TASK DIRECTIONS:
List all lines of the data containing the word "title".

Figure data in JSON:
________________

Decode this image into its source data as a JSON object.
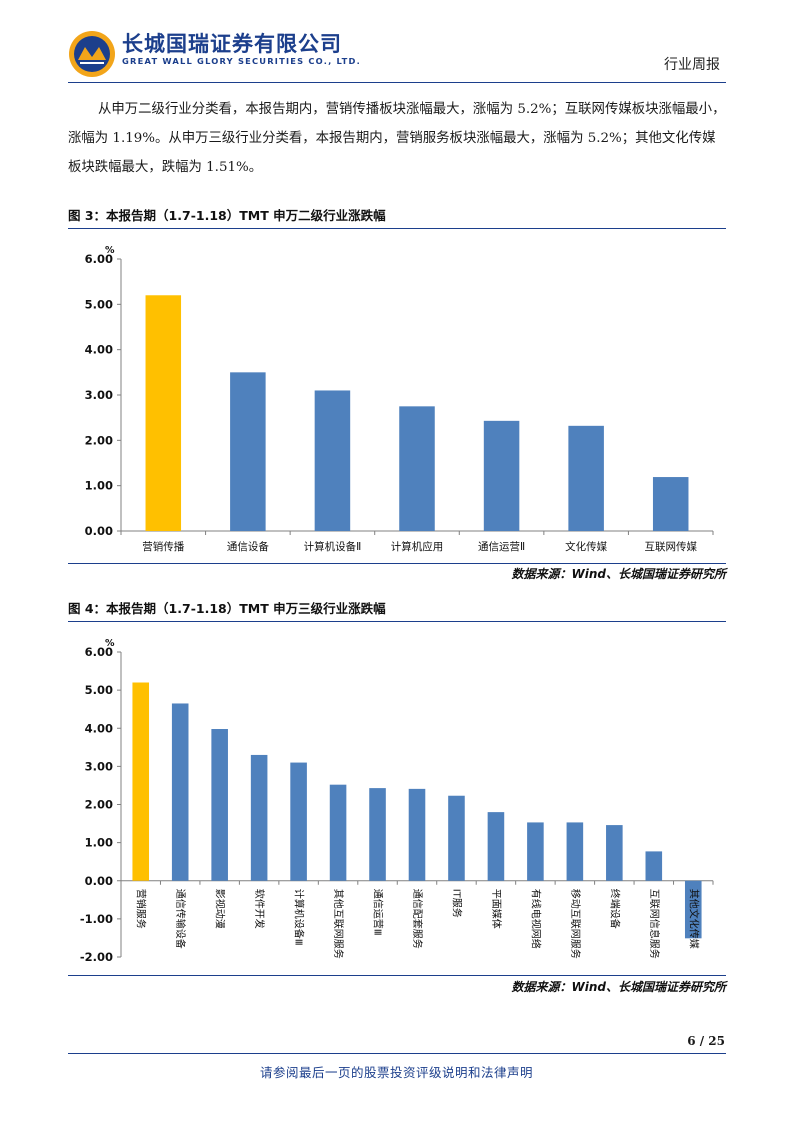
{
  "header": {
    "company_cn": "长城国瑞证券有限公司",
    "company_en": "GREAT WALL GLORY SECURITIES CO., LTD.",
    "report_type": "行业周报"
  },
  "intro_paragraph": "从申万二级行业分类看，本报告期内，营销传播板块涨幅最大，涨幅为 5.2%；互联网传媒板块涨幅最小，涨幅为 1.19%。从申万三级行业分类看，本报告期内，营销服务板块涨幅最大，涨幅为 5.2%；其他文化传媒板块跌幅最大，跌幅为 1.51%。",
  "figures": [
    {
      "title": "图 3：本报告期（1.7-1.18）TMT 申万二级行业涨跌幅",
      "source": "数据来源：Wind、长城国瑞证券研究所",
      "chart_data": {
        "type": "bar",
        "ylabel": "%",
        "ylim": [
          0,
          6
        ],
        "ytick_labels": [
          "0.00",
          "1.00",
          "2.00",
          "3.00",
          "4.00",
          "5.00",
          "6.00"
        ],
        "grid": false,
        "categories": [
          "营销传播",
          "通信设备",
          "计算机设备Ⅱ",
          "计算机应用",
          "通信运营Ⅱ",
          "文化传媒",
          "互联网传媒"
        ],
        "values": [
          5.2,
          3.5,
          3.1,
          2.75,
          2.43,
          2.32,
          1.19
        ],
        "highlight_index": 0,
        "colors": {
          "bar": "#4f81bd",
          "highlight": "#ffc000"
        }
      }
    },
    {
      "title": "图 4：本报告期（1.7-1.18）TMT 申万三级行业涨跌幅",
      "source": "数据来源：Wind、长城国瑞证券研究所",
      "chart_data": {
        "type": "bar",
        "ylabel": "%",
        "ylim": [
          -2,
          6
        ],
        "ytick_labels": [
          "-2.00",
          "-1.00",
          "0.00",
          "1.00",
          "2.00",
          "3.00",
          "4.00",
          "5.00",
          "6.00"
        ],
        "grid": false,
        "categories": [
          "营销服务",
          "通信传输设备",
          "影视动漫",
          "软件开发",
          "计算机设备Ⅲ",
          "其他互联网服务",
          "通信运营Ⅲ",
          "通信配套服务",
          "IT服务",
          "平面媒体",
          "有线电视网络",
          "移动互联网服务",
          "终端设备",
          "互联网信息服务",
          "其他文化传媒"
        ],
        "values": [
          5.2,
          4.65,
          3.98,
          3.3,
          3.1,
          2.52,
          2.43,
          2.41,
          2.23,
          1.8,
          1.53,
          1.53,
          1.46,
          0.77,
          -1.51
        ],
        "highlight_index": 0,
        "colors": {
          "bar": "#4f81bd",
          "highlight": "#ffc000"
        }
      }
    }
  ],
  "page_number": "6 / 25",
  "footer": "请参阅最后一页的股票投资评级说明和法律声明"
}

________________

PROBLEM SOLUTION:
      "title": "图 3：本报告期（1.7-1.18）TMT 申万二级行业涨跌幅",
      "title": "图 4：本报告期（1.7-1.18）TMT 申万三级行业涨跌幅",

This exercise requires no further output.